* Element-and-box listings *
⁂

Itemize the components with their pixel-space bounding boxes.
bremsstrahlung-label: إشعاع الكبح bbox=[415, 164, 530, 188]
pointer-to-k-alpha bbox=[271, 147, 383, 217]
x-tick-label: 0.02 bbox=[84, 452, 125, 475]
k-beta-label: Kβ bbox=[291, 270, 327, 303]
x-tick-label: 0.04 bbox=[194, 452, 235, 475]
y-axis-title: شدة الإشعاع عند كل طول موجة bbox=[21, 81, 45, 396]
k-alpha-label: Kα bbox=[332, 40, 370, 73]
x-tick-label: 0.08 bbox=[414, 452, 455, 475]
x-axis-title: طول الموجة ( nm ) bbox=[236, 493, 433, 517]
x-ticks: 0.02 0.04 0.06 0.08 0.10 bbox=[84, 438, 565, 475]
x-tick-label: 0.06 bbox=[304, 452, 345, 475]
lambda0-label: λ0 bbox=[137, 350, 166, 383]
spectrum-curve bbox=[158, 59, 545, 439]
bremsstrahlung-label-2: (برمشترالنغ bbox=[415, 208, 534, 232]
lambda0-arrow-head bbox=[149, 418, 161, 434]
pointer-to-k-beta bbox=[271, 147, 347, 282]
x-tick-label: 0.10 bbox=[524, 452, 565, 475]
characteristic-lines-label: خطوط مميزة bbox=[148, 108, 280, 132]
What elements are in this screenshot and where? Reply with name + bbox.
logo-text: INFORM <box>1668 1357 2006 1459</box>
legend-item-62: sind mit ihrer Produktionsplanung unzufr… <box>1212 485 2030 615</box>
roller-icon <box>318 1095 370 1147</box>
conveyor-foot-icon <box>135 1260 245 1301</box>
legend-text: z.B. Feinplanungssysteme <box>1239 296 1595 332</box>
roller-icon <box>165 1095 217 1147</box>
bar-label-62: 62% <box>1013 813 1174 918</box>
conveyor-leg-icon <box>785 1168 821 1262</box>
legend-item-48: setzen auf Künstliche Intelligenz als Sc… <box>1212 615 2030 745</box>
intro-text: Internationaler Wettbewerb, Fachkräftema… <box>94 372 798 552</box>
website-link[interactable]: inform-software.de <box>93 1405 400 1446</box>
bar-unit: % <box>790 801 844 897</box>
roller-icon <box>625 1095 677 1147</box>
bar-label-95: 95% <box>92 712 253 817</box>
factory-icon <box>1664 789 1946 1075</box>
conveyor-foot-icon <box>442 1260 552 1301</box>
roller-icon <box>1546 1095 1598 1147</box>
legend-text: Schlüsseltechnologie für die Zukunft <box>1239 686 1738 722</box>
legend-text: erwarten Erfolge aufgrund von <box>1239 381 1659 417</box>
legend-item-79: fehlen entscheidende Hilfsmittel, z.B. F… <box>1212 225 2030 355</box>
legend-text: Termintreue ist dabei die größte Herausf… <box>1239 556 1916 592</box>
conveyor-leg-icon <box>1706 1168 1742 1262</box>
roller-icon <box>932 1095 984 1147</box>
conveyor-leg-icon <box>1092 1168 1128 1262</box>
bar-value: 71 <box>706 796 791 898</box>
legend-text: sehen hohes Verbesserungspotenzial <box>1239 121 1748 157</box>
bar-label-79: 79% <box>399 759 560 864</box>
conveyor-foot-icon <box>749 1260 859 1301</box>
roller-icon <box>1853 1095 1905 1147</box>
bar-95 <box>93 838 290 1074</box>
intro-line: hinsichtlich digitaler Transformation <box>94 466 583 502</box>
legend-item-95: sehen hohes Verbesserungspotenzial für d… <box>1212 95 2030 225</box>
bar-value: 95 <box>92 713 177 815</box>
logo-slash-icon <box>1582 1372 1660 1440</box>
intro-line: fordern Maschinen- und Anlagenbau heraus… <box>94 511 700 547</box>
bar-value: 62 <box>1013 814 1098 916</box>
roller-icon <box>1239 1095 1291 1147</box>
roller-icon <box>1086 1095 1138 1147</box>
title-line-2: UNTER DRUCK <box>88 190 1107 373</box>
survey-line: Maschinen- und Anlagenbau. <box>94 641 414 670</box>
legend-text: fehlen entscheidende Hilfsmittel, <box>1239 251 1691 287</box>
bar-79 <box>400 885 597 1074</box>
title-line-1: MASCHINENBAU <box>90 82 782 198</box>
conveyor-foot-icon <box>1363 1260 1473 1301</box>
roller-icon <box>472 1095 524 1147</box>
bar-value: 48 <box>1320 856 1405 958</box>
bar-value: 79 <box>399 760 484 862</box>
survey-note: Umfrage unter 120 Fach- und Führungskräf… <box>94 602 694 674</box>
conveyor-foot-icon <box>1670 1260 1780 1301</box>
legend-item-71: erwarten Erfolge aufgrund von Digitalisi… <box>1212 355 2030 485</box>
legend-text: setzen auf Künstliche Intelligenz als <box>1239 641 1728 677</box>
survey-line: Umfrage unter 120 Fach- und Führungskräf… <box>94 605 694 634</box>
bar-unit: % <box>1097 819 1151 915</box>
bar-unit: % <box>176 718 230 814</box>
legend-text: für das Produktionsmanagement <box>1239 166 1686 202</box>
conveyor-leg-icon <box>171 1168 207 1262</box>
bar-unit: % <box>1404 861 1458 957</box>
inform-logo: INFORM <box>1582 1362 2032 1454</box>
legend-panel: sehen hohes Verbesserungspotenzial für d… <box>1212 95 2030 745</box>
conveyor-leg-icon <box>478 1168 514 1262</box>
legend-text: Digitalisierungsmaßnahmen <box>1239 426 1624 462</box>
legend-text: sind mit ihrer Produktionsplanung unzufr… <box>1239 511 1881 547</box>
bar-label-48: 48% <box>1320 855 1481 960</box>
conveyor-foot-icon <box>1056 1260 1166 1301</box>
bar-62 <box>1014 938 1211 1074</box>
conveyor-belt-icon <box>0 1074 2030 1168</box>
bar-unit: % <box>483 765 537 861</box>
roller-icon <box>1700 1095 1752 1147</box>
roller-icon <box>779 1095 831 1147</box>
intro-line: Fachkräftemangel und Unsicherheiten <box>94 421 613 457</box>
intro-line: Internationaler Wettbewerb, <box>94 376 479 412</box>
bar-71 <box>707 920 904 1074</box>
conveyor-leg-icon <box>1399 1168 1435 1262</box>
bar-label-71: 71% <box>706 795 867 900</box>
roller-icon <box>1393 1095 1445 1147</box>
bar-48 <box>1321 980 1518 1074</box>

⁂

* Task to complete *
Reproduce word for word every line from the start of the records up to and including the line that contains "legend-text: Termintreue ist".

* Written answer *
Itemize the components with their pixel-space bounding boxes.
bremsstrahlung-label: إشعاع الكبح bbox=[415, 164, 530, 188]
pointer-to-k-alpha bbox=[271, 147, 383, 217]
x-tick-label: 0.02 bbox=[84, 452, 125, 475]
k-beta-label: Kβ bbox=[291, 270, 327, 303]
x-tick-label: 0.04 bbox=[194, 452, 235, 475]
y-axis-title: شدة الإشعاع عند كل طول موجة bbox=[21, 81, 45, 396]
k-alpha-label: Kα bbox=[332, 40, 370, 73]
x-tick-label: 0.08 bbox=[414, 452, 455, 475]
x-axis-title: طول الموجة ( nm ) bbox=[236, 493, 433, 517]
x-ticks: 0.02 0.04 0.06 0.08 0.10 bbox=[84, 438, 565, 475]
x-tick-label: 0.06 bbox=[304, 452, 345, 475]
lambda0-label: λ0 bbox=[137, 350, 166, 383]
spectrum-curve bbox=[158, 59, 545, 439]
bremsstrahlung-label-2: (برمشترالنغ bbox=[415, 208, 534, 232]
lambda0-arrow-head bbox=[149, 418, 161, 434]
pointer-to-k-beta bbox=[271, 147, 347, 282]
x-tick-label: 0.10 bbox=[524, 452, 565, 475]
characteristic-lines-label: خطوط مميزة bbox=[148, 108, 280, 132]
What elements are in this screenshot and where? Reply with name + bbox.
logo-text: INFORM <box>1668 1357 2006 1459</box>
legend-item-62: sind mit ihrer Produktionsplanung unzufr… <box>1212 485 2030 615</box>
roller-icon <box>318 1095 370 1147</box>
conveyor-foot-icon <box>135 1260 245 1301</box>
legend-text: z.B. Feinplanungssysteme <box>1239 296 1595 332</box>
roller-icon <box>165 1095 217 1147</box>
bar-label-62: 62% <box>1013 813 1174 918</box>
conveyor-leg-icon <box>785 1168 821 1262</box>
legend-item-48: setzen auf Künstliche Intelligenz als Sc… <box>1212 615 2030 745</box>
intro-text: Internationaler Wettbewerb, Fachkräftema… <box>94 372 798 552</box>
website-link[interactable]: inform-software.de <box>93 1405 400 1446</box>
bar-unit: % <box>790 801 844 897</box>
roller-icon <box>625 1095 677 1147</box>
bar-label-95: 95% <box>92 712 253 817</box>
factory-icon <box>1664 789 1946 1075</box>
conveyor-foot-icon <box>442 1260 552 1301</box>
roller-icon <box>1546 1095 1598 1147</box>
legend-text: Schlüsseltechnologie für die Zukunft <box>1239 686 1738 722</box>
legend-text: erwarten Erfolge aufgrund von <box>1239 381 1659 417</box>
legend-item-79: fehlen entscheidende Hilfsmittel, z.B. F… <box>1212 225 2030 355</box>
legend-text: Termintreue ist dabei die größte Herausf… <box>1239 556 1916 592</box>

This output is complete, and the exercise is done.